→ Instructions for the task
Go through the records and give each one again exactly.

→ Material provided
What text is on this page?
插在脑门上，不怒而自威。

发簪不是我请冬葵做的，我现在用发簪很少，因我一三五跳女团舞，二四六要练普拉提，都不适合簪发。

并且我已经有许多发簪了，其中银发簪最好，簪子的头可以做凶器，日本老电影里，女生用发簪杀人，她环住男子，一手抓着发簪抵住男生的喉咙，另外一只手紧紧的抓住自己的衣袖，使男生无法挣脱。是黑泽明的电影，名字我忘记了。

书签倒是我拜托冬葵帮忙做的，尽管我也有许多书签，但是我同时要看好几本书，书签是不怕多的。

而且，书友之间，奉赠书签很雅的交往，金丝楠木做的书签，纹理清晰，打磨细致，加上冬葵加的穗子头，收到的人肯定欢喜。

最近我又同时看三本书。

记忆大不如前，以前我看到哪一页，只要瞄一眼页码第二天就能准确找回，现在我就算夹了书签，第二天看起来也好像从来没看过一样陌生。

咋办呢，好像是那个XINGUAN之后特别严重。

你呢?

→ Worked answer
What text is on this page?
插在脑门上，不怒而自威。

发簪不是我请冬葵做的，我现在用发簪很少，因我一三五跳女团舞，二四六要练普拉提，都不适合簪发。

并且我已经有许多发簪了，其中银发簪最好，簪子的头可以做凶器，日本老电影里，女生用发簪杀人，她环住男子，一手抓着发簪抵住男生的喉咙，另外一只手紧紧的抓住自己的衣袖，使男生无法挣脱。是黑泽明的电影，名字我忘记了。

书签倒是我拜托冬葵帮忙做的，尽管我也有许多书签，但是我同时要看好几本书，书签是不怕多的。

而且，书友之间，奉赠书签很雅的交往，金丝楠木做的书签，纹理清晰，打磨细致，加上冬葵加的穗子头，收到的人肯定欢喜。

最近我又同时看三本书。

记忆大不如前，以前我看到哪一页，只要瞄一眼页码第二天就能准确找回，现在我就算夹了书签，第二天看起来也好像从来没看过一样陌生。

咋办呢，好像是那个XINGUAN之后特别严重。

你呢?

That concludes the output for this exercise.